- [Request]: In the listing below, identify each line with the word "preaching" and return those lines.
-- Begin --
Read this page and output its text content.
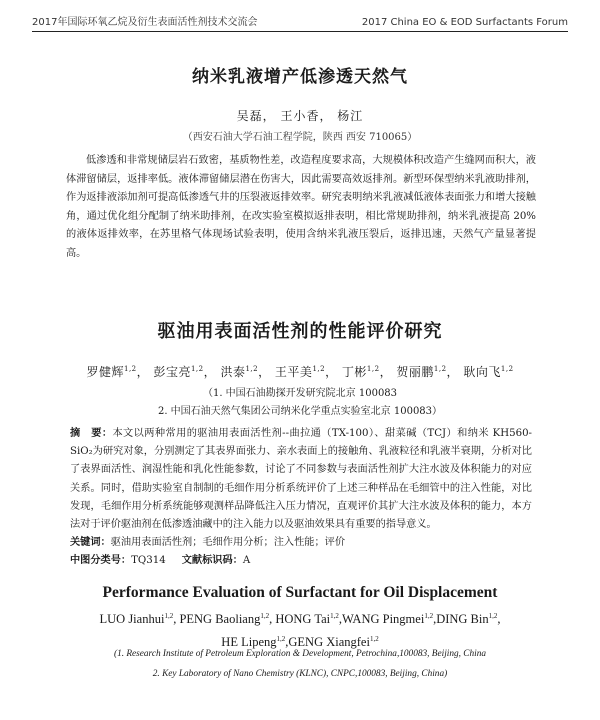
2017年国际环氧乙烷及衍生表面活性剂技术交流会	2017 China EO & EOD Surfactants Forum
纳米乳液增产低渗透天然气
吴磊， 王小香， 杨江
（西安石油大学石油工程学院，陕西 西安 710065）

低渗透和非常规储层岩石致密，基质物性差，改造程度要求高，大规模体积改造产生缝网而积大，液体滞留储层，返排率低。液体滞留储层潜在伤害大，因此需要高效返排剂。新型环保型纳米乳液助排剂，作为返排液添加剂可提高低渗透气井的压裂液返排效率。研究表明纳米乳液减低液体表面张力和增大接触角，通过优化组分配制了纳米助排剂，在改实验室模拟返排表明，相比常规助排剂，纳米乳液提高 20%的液体返排效率，在苏里格气体现场试验表明，使用含纳米乳液压裂后，返排迅速，天然气产量显著提高。

驱油用表面活性剂的性能评价研究
罗健辉$^{1,2}$， 彭宝亮$^{1,2}$， 洪泰$^{1,2}$， 王平美$^{1,2}$， 丁彬$^{1,2}$， 贺丽鹏$^{1,2}$， 耿向飞$^{1,2}$
（1. 中国石油勘探开发研究院北京 100083
2. 中国石油天然气集团公司纳米化学重点实验室北京 100083）

摘　要：本文以两种常用的驱油用表面活性剂--曲拉通（TX-100）、甜菜碱（TCJ）和纳米 KH560-SiO₂为研究对象，分别测定了其表界面张力、亲水表面上的接触角、乳液粒径和乳液半衰期，分析对比了表界面活性、润湿性能和乳化性能参数，讨论了不同参数与表面活性剂扩大注水波及体积能力的对应关系。同时，借助实验室自制制的毛细作用分析系统评价了上述三种样品在毛细管中的注入性能，对比发现，毛细作用分析系统能够观测样品降低注入压力情况，直观评价其扩大注水波及体积的能力，本方法对于评价驱油剂在低渗透油藏中的注入能力以及驱油效果具有重要的指导意义。

关键词：驱油用表面活性剂；毛细作用分析；注入性能；评价
中图分类号：TQ314 文献标识码：A
Performance Evaluation of Surfactant for Oil Displacement
LUO Jianhui$^{1,2}$, PENG Baoliang$^{1,2}$, HONG Tai$^{1,2}$,WANG Pingmei$^{1,2}$,DING Bin$^{1,2}$,
HE Lipeng$^{1,2}$,GENG Xiangfei$^{1,2}$
(1. Research Institute of Petroleum Exploration & Development, Petrochina,100083, Beijing, China
2. Key Laboratory of Nano Chemistry (KLNC), CNPC,100083, Beijing, China)
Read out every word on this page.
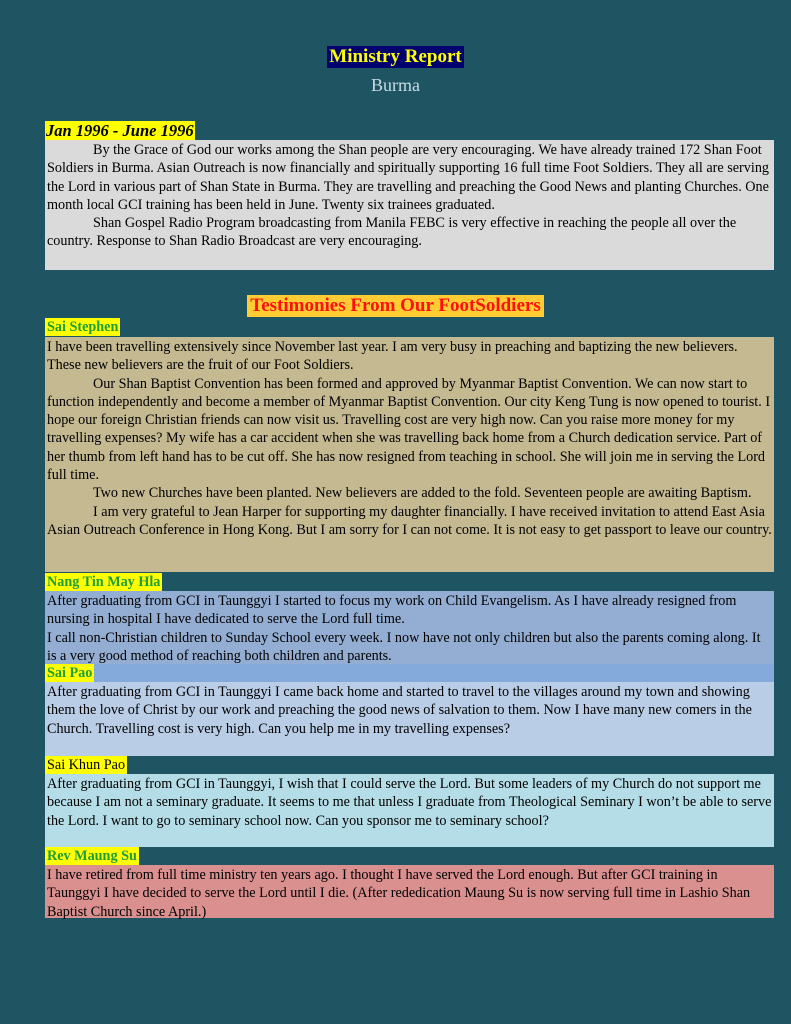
Ministry Report
Burma
Jan 1996 - June 1996

By the Grace of God our works among the Shan people are very encouraging. We have already trained 172 Shan Foot Soldiers in Burma. Asian Outreach is now financially and spiritually supporting 16 full time Foot Soldiers. They all are serving the Lord in various part of Shan State in Burma. They are travelling and preaching the Good News and planting Churches. One month local GCI training has been held in June. Twenty six trainees graduated.

Shan Gospel Radio Program broadcasting from Manila FEBC is very effective in reaching the people all over the country. Response to Shan Radio Broadcast are very encouraging.

Testimonies From Our FootSoldiers
Sai Stephen

I have been travelling extensively since November last year. I am very busy in preaching and baptizing the new believers. These new believers are the fruit of our Foot Soldiers.

Our Shan Baptist Convention has been formed and approved by Myanmar Baptist Convention. We can now start to function independently and become a member of Myanmar Baptist Convention. Our city Keng Tung is now opened to tourist. I hope our foreign Christian friends can now visit us. Travelling cost are very high now. Can you raise more money for my travelling expenses? My wife has a car accident when she was travelling back home from a Church dedication service. Part of her thumb from left hand has to be cut off. She has now resigned from teaching in school. She will join me in serving the Lord full time.

Two new Churches have been planted. New believers are added to the fold. Seventeen people are awaiting Baptism.

I am very grateful to Jean Harper for supporting my daughter financially. I have received invitation to attend East Asia Asian Outreach Conference in Hong Kong. But I am sorry for I can not come. It is not easy to get passport to leave our country.

Nang Tin May Hla

After graduating from GCI in Taunggyi I started to focus my work on Child Evangelism. As I have already resigned from nursing in hospital I have dedicated to serve the Lord full time.

I call non-Christian children to Sunday School every week. I now have not only children but also the parents coming along. It is a very good method of reaching both children and parents.

Sai Pao

After graduating from GCI in Taunggyi I came back home and started to travel to the villages around my town and showing them the love of Christ by our work and preaching the good news of salvation to them. Now I have many new comers in the Church. Travelling cost is very high. Can you help me in my travelling expenses?

Sai Khun Pao

After graduating from GCI in Taunggyi, I wish that I could serve the Lord. But some leaders of my Church do not support me because I am not a seminary graduate. It seems to me that unless I graduate from Theological Seminary I won’t be able to serve the Lord. I want to go to seminary school now. Can you sponsor me to seminary school?

Rev Maung Su

I have retired from full time ministry ten years ago. I thought I have served the Lord enough. But after GCI training in Taunggyi I have decided to serve the Lord until I die. (After rededication Maung Su is now serving full time in Lashio Shan Baptist Church since April.)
-- End --
- [Output]:
By the Grace of God our works among the Shan people are very encouraging. We have already trained 172 Shan Foot Soldiers in Burma. Asian Outreach is now financially and spiritually supporting 16 full time Foot Soldiers. They all are serving the Lord in various part of Shan State in Burma. They are travelling and preaching the Good News and planting Churches. One month local GCI training has been held in June. Twenty six trainees graduated.
I have been travelling extensively since November last year. I am very busy in preaching and baptizing the new believers. These new believers are the fruit of our Foot Soldiers.
After graduating from GCI in Taunggyi I came back home and started to travel to the villages around my town and showing them the love of Christ by our work and preaching the good news of salvation to them. Now I have many new comers in the Church. Travelling cost is very high. Can you help me in my travelling expenses?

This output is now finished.